What this task involves:
Locate each line with the string "иных" in the listing below and copy it.

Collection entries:
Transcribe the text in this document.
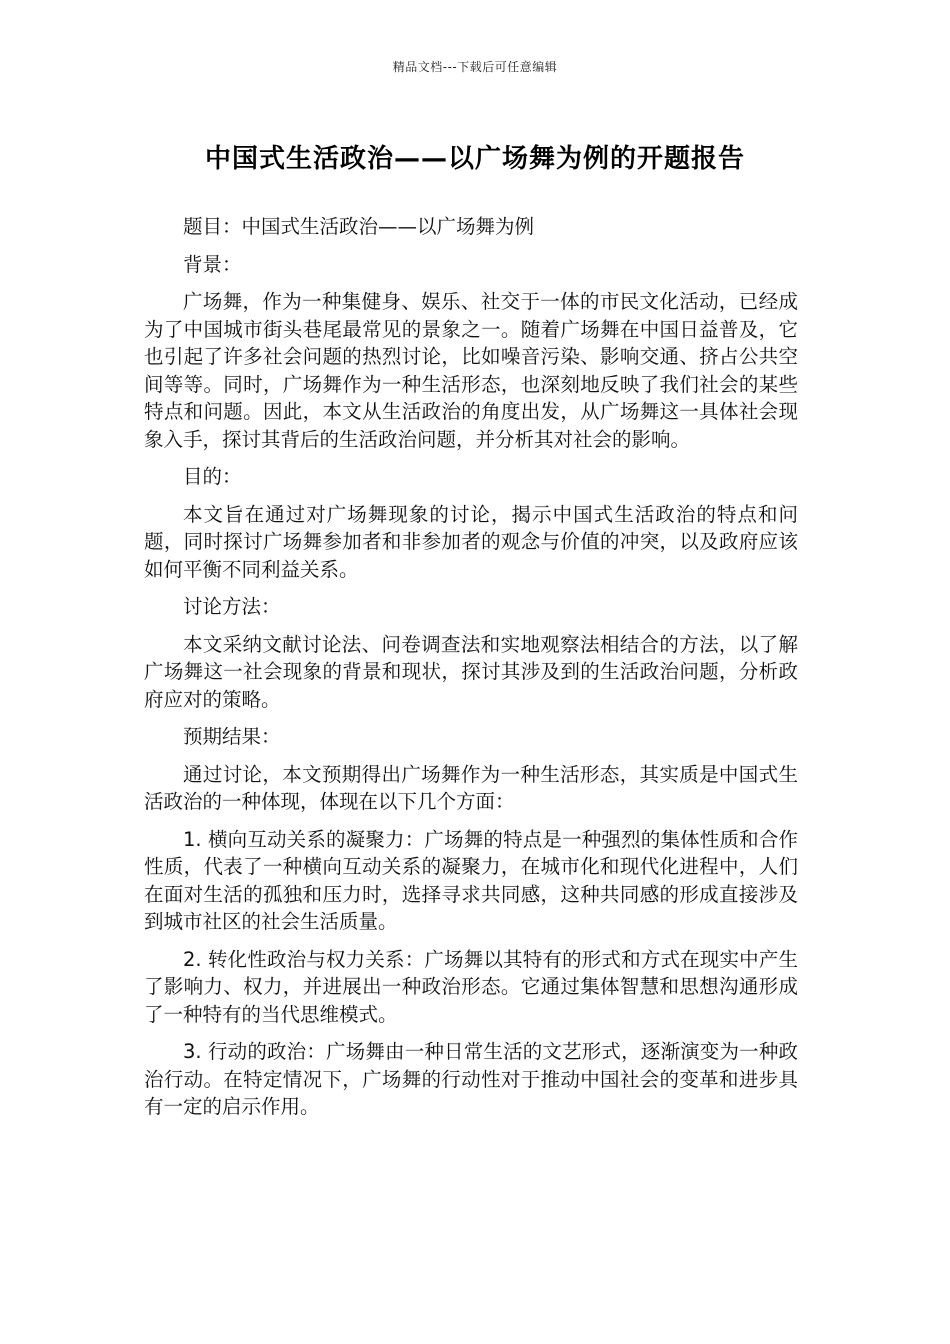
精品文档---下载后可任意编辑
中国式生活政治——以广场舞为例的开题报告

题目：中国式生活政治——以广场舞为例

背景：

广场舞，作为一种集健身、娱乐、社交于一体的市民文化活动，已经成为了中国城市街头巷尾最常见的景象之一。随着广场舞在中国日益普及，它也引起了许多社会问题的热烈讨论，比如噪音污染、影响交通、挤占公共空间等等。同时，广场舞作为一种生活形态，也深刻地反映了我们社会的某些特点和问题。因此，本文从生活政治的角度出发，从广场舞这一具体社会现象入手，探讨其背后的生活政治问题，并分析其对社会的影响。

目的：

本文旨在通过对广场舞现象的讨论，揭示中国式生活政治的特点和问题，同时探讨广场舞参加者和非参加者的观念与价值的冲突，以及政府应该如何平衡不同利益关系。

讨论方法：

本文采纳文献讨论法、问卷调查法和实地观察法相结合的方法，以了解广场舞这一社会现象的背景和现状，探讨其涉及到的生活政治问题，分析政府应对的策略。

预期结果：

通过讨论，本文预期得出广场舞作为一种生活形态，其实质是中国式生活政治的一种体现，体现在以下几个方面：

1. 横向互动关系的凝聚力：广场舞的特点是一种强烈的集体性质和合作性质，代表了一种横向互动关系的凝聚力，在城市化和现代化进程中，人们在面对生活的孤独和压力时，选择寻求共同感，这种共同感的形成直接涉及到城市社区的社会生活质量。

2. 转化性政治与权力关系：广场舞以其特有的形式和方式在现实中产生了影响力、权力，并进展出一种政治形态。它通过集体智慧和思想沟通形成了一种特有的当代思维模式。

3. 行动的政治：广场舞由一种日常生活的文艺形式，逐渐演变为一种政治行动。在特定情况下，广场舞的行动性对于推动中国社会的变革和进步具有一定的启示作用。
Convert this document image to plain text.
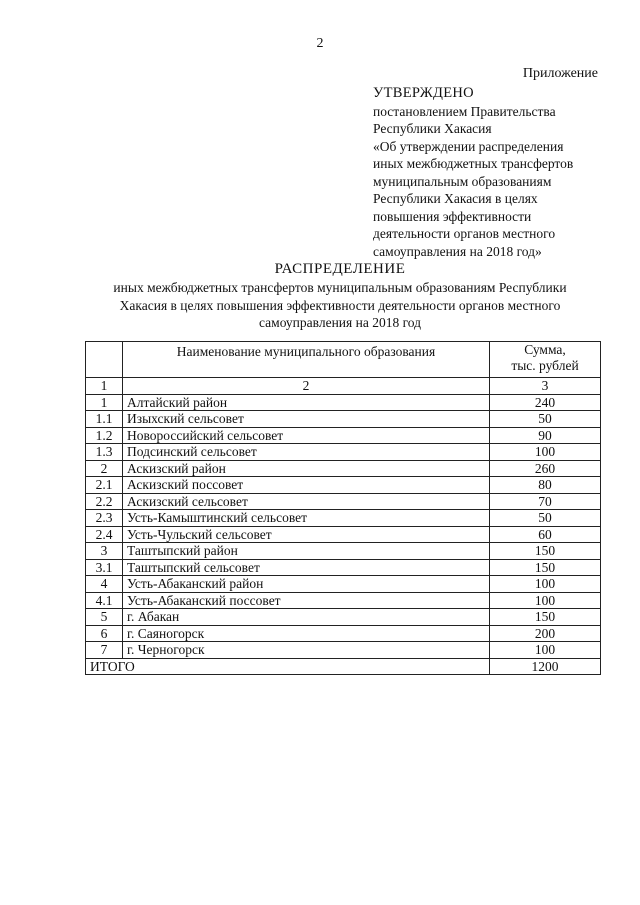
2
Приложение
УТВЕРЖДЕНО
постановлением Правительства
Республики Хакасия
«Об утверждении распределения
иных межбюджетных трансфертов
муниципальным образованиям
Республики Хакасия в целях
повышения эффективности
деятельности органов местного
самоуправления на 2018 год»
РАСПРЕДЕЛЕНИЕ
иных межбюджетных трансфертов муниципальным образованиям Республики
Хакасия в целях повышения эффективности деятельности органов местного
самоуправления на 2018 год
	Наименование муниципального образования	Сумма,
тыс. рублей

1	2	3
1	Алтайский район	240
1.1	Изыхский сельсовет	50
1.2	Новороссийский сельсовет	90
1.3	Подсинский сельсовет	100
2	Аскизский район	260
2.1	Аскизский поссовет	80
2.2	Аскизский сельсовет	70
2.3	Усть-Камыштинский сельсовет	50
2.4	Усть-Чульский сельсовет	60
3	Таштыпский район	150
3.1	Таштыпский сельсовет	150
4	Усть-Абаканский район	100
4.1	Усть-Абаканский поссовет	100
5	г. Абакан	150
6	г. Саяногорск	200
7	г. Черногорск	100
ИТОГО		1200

Solution below:
иных межбюджетных трансфертов
иных межбюджетных трансфертов муниципальным образованиям Республики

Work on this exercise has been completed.